**A block of data:**
════════
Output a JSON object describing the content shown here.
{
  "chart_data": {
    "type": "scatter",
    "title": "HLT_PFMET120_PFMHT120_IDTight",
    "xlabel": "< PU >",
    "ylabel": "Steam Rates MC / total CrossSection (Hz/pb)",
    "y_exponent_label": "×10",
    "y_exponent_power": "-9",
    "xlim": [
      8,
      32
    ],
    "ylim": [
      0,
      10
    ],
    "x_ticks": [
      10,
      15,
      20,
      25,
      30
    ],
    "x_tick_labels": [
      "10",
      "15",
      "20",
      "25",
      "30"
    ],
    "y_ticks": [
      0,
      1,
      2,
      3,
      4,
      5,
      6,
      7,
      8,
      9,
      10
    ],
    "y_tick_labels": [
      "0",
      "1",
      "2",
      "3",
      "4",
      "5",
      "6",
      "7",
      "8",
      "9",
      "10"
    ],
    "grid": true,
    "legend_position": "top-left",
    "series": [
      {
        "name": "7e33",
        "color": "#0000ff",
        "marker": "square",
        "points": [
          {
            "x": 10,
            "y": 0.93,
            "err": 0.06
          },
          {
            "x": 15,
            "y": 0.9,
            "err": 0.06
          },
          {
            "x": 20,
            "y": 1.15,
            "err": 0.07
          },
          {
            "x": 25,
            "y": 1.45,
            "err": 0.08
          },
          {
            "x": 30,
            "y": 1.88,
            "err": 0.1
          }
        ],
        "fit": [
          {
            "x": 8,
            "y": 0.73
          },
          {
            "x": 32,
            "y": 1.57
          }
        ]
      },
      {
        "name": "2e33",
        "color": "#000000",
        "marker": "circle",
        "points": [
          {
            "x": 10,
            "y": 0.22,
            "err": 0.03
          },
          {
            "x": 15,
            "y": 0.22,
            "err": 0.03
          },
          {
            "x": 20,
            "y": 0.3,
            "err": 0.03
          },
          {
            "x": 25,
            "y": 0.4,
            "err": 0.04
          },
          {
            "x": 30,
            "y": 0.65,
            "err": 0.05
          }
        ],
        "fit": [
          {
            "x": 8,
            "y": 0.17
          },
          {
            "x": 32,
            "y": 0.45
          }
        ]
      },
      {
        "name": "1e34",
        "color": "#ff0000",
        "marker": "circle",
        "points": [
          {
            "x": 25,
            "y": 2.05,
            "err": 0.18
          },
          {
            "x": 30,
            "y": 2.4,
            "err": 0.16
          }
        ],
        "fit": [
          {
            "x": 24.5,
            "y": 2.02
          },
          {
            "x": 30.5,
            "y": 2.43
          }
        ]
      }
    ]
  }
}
════════
**WRITTEN INSTRUCTION:** Return all the data above once more, precisely as given.

**RESULT FOR THIS TASK:**
Output a JSON object describing the content shown here.
{
  "chart_data": {
    "type": "scatter",
    "title": "HLT_PFMET120_PFMHT120_IDTight",
    "xlabel": "< PU >",
    "ylabel": "Steam Rates MC / total CrossSection (Hz/pb)",
    "y_exponent_label": "×10",
    "y_exponent_power": "-9",
    "xlim": [
      8,
      32
    ],
    "ylim": [
      0,
      10
    ],
    "x_ticks": [
      10,
      15,
      20,
      25,
      30
    ],
    "x_tick_labels": [
      "10",
      "15",
      "20",
      "25",
      "30"
    ],
    "y_ticks": [
      0,
      1,
      2,
      3,
      4,
      5,
      6,
      7,
      8,
      9,
      10
    ],
    "y_tick_labels": [
      "0",
      "1",
      "2",
      "3",
      "4",
      "5",
      "6",
      "7",
      "8",
      "9",
      "10"
    ],
    "grid": true,
    "legend_position": "top-left",
    "series": [
      {
        "name": "7e33",
        "color": "#0000ff",
        "marker": "square",
        "points": [
          {
            "x": 10,
            "y": 0.93,
            "err": 0.06
          },
          {
            "x": 15,
            "y": 0.9,
            "err": 0.06
          },
          {
            "x": 20,
            "y": 1.15,
            "err": 0.07
          },
          {
            "x": 25,
            "y": 1.45,
            "err": 0.08
          },
          {
            "x": 30,
            "y": 1.88,
            "err": 0.1
          }
        ],
        "fit": [
          {
            "x": 8,
            "y": 0.73
          },
          {
            "x": 32,
            "y": 1.57
          }
        ]
      },
      {
        "name": "2e33",
        "color": "#000000",
        "marker": "circle",
        "points": [
          {
            "x": 10,
            "y": 0.22,
            "err": 0.03
          },
          {
            "x": 15,
            "y": 0.22,
            "err": 0.03
          },
          {
            "x": 20,
            "y": 0.3,
            "err": 0.03
          },
          {
            "x": 25,
            "y": 0.4,
            "err": 0.04
          },
          {
            "x": 30,
            "y": 0.65,
            "err": 0.05
          }
        ],
        "fit": [
          {
            "x": 8,
            "y": 0.17
          },
          {
            "x": 32,
            "y": 0.45
          }
        ]
      },
      {
        "name": "1e34",
        "color": "#ff0000",
        "marker": "circle",
        "points": [
          {
            "x": 25,
            "y": 2.05,
            "err": 0.18
          },
          {
            "x": 30,
            "y": 2.4,
            "err": 0.16
          }
        ],
        "fit": [
          {
            "x": 24.5,
            "y": 2.02
          },
          {
            "x": 30.5,
            "y": 2.43
          }
        ]
      }
    ]
  }
}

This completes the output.